The task: Present the following data again exactly as it is shown.

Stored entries
# # # # #

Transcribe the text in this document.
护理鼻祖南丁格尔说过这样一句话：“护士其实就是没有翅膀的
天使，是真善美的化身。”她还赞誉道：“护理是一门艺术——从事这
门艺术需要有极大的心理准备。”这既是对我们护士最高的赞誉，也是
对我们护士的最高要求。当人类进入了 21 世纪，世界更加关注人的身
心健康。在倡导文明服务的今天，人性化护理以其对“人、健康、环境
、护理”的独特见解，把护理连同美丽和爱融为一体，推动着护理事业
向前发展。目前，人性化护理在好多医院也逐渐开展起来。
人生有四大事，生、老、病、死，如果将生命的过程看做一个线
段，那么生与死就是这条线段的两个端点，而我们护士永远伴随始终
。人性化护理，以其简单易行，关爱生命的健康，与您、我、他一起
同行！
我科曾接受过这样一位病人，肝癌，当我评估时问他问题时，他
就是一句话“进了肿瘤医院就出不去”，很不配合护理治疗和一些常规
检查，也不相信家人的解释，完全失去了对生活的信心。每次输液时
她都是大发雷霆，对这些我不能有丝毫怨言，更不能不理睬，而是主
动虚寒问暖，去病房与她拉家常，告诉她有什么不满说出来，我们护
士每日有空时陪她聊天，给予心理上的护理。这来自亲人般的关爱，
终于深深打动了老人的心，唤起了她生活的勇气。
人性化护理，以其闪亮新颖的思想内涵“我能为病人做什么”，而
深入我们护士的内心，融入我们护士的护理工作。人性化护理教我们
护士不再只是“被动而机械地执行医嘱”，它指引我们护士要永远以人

# # # # #

The response:
Transcribe the text in this document.
护理鼻祖南丁格尔说过这样一句话：“护士其实就是没有翅膀的
天使，是真善美的化身。”她还赞誉道：“护理是一门艺术——从事这
门艺术需要有极大的心理准备。”这既是对我们护士最高的赞誉，也是
对我们护士的最高要求。当人类进入了 21 世纪，世界更加关注人的身
心健康。在倡导文明服务的今天，人性化护理以其对“人、健康、环境
、护理”的独特见解，把护理连同美丽和爱融为一体，推动着护理事业
向前发展。目前，人性化护理在好多医院也逐渐开展起来。
人生有四大事，生、老、病、死，如果将生命的过程看做一个线
段，那么生与死就是这条线段的两个端点，而我们护士永远伴随始终
。人性化护理，以其简单易行，关爱生命的健康，与您、我、他一起
同行！
我科曾接受过这样一位病人，肝癌，当我评估时问他问题时，他
就是一句话“进了肿瘤医院就出不去”，很不配合护理治疗和一些常规
检查，也不相信家人的解释，完全失去了对生活的信心。每次输液时
她都是大发雷霆，对这些我不能有丝毫怨言，更不能不理睬，而是主
动虚寒问暖，去病房与她拉家常，告诉她有什么不满说出来，我们护
士每日有空时陪她聊天，给予心理上的护理。这来自亲人般的关爱，
终于深深打动了老人的心，唤起了她生活的勇气。
人性化护理，以其闪亮新颖的思想内涵“我能为病人做什么”，而
深入我们护士的内心，融入我们护士的护理工作。人性化护理教我们
护士不再只是“被动而机械地执行医嘱”，它指引我们护士要永远以人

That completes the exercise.